## START DATA SUPPLIED
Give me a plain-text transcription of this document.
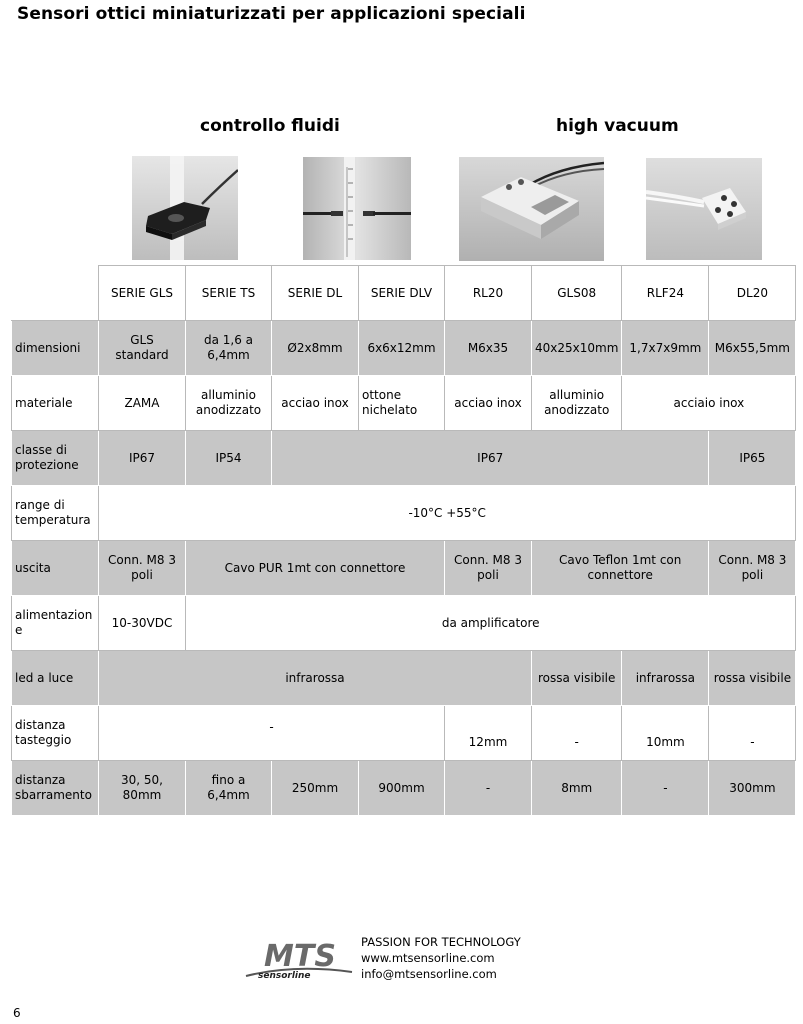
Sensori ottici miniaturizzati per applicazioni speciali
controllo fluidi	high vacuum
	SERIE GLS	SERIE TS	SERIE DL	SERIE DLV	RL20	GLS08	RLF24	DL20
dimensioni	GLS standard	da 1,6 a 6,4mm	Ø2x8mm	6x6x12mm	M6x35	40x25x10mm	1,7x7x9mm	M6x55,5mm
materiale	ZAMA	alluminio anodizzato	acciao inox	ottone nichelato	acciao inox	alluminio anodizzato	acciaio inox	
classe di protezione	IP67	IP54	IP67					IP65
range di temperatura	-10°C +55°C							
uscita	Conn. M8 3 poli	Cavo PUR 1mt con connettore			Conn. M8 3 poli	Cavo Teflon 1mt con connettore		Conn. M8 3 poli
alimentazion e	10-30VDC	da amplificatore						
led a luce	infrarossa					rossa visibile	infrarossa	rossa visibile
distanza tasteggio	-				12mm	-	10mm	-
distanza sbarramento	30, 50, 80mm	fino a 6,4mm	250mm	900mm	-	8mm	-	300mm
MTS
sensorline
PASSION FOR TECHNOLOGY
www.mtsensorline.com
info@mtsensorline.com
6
## END DATA SUPPLIED
*TASK GOAL*. Any pictures should be dropped; transcribe the rest of the records above exactly.

*RESPONSE TO THE TASK*.
Give me a plain-text transcription of this document.
Sensori ottici miniaturizzati per applicazioni speciali
controllo fluidi	high vacuum
	SERIE GLS	SERIE TS	SERIE DL	SERIE DLV	RL20	GLS08	RLF24	DL20
dimensioni	GLS standard	da 1,6 a 6,4mm	Ø2x8mm	6x6x12mm	M6x35	40x25x10mm	1,7x7x9mm	M6x55,5mm
materiale	ZAMA	alluminio anodizzato	acciao inox	ottone nichelato	acciao inox	alluminio anodizzato	acciaio inox	
classe di protezione	IP67	IP54	IP67					IP65
range di temperatura	-10°C +55°C							
uscita	Conn. M8 3 poli	Cavo PUR 1mt con connettore			Conn. M8 3 poli	Cavo Teflon 1mt con connettore		Conn. M8 3 poli
alimentazion e	10-30VDC	da amplificatore						
led a luce	infrarossa					rossa visibile	infrarossa	rossa visibile
distanza tasteggio	-				12mm	-	10mm	-
distanza sbarramento	30, 50, 80mm	fino a 6,4mm	250mm	900mm	-	8mm	-	300mm
MTS
sensorline
PASSION FOR TECHNOLOGY
www.mtsensorline.com
info@mtsensorline.com
6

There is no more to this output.